* _EXERCISE GOAL_
Gather all lines in the entries below that include the word "screenshot".

* _Recorded data_
○ ○ ○ ○ ○ ○ ○

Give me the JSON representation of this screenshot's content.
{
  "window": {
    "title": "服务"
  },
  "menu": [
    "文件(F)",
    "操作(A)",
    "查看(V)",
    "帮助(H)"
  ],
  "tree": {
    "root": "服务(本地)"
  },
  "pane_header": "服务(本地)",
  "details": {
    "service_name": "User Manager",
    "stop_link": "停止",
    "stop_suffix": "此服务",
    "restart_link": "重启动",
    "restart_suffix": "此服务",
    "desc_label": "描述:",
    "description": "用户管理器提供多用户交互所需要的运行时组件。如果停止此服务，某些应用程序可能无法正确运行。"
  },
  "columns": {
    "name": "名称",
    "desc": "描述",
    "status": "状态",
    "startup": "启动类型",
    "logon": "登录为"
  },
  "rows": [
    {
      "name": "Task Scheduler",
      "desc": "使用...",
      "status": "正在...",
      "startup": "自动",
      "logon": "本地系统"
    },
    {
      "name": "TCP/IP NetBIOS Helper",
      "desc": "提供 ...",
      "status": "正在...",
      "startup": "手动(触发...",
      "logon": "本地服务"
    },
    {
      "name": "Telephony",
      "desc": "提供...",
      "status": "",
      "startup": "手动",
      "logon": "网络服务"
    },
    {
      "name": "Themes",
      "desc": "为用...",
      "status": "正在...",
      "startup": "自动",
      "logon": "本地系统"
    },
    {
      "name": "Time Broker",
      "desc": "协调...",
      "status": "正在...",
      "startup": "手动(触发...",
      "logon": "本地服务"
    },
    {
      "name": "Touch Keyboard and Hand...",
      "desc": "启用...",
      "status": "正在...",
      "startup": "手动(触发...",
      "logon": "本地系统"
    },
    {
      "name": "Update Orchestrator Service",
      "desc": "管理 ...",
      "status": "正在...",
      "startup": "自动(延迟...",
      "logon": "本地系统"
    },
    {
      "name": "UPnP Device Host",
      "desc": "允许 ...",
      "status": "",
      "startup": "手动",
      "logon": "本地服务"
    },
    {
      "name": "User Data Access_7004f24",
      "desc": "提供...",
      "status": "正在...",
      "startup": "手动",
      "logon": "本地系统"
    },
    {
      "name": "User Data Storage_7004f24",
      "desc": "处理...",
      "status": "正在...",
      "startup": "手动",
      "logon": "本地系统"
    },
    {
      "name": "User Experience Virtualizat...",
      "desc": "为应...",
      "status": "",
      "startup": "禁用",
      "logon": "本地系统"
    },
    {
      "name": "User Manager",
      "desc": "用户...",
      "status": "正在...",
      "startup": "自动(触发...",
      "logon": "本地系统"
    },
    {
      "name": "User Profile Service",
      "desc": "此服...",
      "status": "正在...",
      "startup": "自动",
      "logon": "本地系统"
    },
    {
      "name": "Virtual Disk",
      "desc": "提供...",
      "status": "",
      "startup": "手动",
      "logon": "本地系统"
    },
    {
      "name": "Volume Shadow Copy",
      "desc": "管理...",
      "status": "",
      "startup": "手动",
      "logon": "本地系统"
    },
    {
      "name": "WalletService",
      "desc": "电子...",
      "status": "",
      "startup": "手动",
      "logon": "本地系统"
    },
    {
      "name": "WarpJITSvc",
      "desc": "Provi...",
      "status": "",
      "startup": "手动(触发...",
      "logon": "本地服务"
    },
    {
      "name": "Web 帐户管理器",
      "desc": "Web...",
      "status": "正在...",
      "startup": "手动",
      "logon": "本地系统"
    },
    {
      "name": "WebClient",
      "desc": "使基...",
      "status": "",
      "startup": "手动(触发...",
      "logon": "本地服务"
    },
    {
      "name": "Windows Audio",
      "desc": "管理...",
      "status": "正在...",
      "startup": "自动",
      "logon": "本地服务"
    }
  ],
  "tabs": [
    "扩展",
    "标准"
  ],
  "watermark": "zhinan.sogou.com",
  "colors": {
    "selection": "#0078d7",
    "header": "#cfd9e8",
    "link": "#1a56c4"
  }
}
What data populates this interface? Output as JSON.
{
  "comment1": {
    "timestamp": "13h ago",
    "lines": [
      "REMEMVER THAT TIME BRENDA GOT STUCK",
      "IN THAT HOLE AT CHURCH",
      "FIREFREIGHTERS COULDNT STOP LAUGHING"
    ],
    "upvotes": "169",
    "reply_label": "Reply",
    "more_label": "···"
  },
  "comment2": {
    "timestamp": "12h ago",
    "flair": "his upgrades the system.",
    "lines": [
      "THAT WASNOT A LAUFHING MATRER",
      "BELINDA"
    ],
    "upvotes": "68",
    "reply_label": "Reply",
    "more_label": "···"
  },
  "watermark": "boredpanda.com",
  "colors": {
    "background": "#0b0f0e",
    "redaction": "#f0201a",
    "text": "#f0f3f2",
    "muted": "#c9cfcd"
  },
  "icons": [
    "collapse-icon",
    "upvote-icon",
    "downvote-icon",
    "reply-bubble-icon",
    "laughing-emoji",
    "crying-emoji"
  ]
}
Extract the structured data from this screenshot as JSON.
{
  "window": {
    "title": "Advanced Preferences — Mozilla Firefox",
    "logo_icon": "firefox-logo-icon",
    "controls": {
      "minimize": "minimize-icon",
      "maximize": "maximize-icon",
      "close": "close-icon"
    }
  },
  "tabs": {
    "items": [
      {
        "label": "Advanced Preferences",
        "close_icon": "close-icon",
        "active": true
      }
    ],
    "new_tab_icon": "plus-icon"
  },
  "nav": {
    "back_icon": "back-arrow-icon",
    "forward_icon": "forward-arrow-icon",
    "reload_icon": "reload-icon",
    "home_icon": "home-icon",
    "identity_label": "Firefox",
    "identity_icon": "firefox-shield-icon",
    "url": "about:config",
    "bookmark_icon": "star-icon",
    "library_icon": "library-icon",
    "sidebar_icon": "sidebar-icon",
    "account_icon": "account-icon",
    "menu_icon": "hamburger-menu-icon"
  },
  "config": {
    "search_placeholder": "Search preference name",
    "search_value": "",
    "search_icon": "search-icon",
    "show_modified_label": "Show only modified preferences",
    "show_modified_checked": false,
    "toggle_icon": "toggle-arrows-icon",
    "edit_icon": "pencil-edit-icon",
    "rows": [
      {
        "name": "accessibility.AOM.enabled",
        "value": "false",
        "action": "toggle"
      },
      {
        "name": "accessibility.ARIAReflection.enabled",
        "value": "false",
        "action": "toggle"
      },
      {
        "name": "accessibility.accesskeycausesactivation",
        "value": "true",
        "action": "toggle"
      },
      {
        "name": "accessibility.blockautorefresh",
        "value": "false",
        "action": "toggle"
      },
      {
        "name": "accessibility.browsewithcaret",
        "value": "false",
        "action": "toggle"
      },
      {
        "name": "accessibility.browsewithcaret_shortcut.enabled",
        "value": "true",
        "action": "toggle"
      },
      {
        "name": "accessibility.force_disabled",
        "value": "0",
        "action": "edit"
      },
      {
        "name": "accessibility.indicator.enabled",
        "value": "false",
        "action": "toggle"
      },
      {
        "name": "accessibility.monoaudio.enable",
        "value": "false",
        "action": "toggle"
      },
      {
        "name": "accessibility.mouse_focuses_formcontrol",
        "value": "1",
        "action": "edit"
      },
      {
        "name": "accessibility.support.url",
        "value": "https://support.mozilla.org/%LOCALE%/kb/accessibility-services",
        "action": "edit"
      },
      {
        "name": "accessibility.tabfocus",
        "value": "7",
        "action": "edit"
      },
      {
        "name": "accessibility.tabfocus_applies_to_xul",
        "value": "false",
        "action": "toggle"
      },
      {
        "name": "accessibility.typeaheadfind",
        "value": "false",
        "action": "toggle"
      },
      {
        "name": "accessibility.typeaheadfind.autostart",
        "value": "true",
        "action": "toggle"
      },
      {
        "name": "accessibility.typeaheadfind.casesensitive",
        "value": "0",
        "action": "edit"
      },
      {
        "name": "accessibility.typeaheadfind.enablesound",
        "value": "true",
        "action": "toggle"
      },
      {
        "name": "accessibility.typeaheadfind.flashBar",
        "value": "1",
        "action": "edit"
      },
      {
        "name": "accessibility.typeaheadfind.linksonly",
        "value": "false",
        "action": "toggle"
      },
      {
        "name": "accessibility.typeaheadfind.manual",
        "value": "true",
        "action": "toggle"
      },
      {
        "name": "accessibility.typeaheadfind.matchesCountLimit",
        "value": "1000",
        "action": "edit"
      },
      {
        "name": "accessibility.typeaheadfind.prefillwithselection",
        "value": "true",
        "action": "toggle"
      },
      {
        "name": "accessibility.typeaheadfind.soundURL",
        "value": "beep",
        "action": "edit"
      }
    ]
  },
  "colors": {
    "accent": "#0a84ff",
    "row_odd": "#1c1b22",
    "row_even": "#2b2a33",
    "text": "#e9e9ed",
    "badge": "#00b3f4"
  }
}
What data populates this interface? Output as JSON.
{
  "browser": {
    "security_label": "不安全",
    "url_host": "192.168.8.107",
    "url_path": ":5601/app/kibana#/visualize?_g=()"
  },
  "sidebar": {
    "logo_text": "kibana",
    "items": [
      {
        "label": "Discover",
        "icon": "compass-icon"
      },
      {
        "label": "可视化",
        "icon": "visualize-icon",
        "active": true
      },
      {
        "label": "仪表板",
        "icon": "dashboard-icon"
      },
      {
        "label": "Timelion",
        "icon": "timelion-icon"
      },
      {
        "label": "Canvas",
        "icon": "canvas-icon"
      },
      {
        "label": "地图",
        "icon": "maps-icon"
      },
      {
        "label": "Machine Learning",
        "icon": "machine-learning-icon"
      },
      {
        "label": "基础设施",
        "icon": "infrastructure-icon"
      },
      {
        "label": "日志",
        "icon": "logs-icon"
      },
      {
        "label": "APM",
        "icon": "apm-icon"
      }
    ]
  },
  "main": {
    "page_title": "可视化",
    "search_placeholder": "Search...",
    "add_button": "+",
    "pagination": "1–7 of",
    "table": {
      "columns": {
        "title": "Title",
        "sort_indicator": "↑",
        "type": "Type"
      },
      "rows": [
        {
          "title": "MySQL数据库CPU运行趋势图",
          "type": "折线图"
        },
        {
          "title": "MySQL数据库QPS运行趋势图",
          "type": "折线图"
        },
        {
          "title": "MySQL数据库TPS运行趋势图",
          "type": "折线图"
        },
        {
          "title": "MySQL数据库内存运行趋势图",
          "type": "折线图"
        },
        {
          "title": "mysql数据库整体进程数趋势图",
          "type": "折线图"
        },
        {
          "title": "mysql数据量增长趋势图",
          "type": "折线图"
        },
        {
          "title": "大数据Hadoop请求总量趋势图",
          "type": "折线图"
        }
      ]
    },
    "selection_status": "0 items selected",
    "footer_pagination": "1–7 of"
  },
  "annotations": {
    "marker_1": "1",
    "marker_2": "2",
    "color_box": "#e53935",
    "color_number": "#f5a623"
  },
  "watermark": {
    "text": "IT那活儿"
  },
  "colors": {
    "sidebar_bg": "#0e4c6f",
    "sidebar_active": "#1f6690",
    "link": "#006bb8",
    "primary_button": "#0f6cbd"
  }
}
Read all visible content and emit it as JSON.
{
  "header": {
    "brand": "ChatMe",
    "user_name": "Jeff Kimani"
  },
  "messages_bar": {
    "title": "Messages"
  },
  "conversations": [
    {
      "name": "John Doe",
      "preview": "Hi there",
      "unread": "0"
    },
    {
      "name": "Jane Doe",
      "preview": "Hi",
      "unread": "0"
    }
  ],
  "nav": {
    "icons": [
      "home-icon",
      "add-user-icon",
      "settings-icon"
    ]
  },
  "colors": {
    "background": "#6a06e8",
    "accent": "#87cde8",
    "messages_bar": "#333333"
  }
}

○ ○ ○ ○ ○ ○ ○

* _COMPLETE RESPONSE_
Give me the JSON representation of this screenshot's content.
Extract the structured data from this screenshot as JSON.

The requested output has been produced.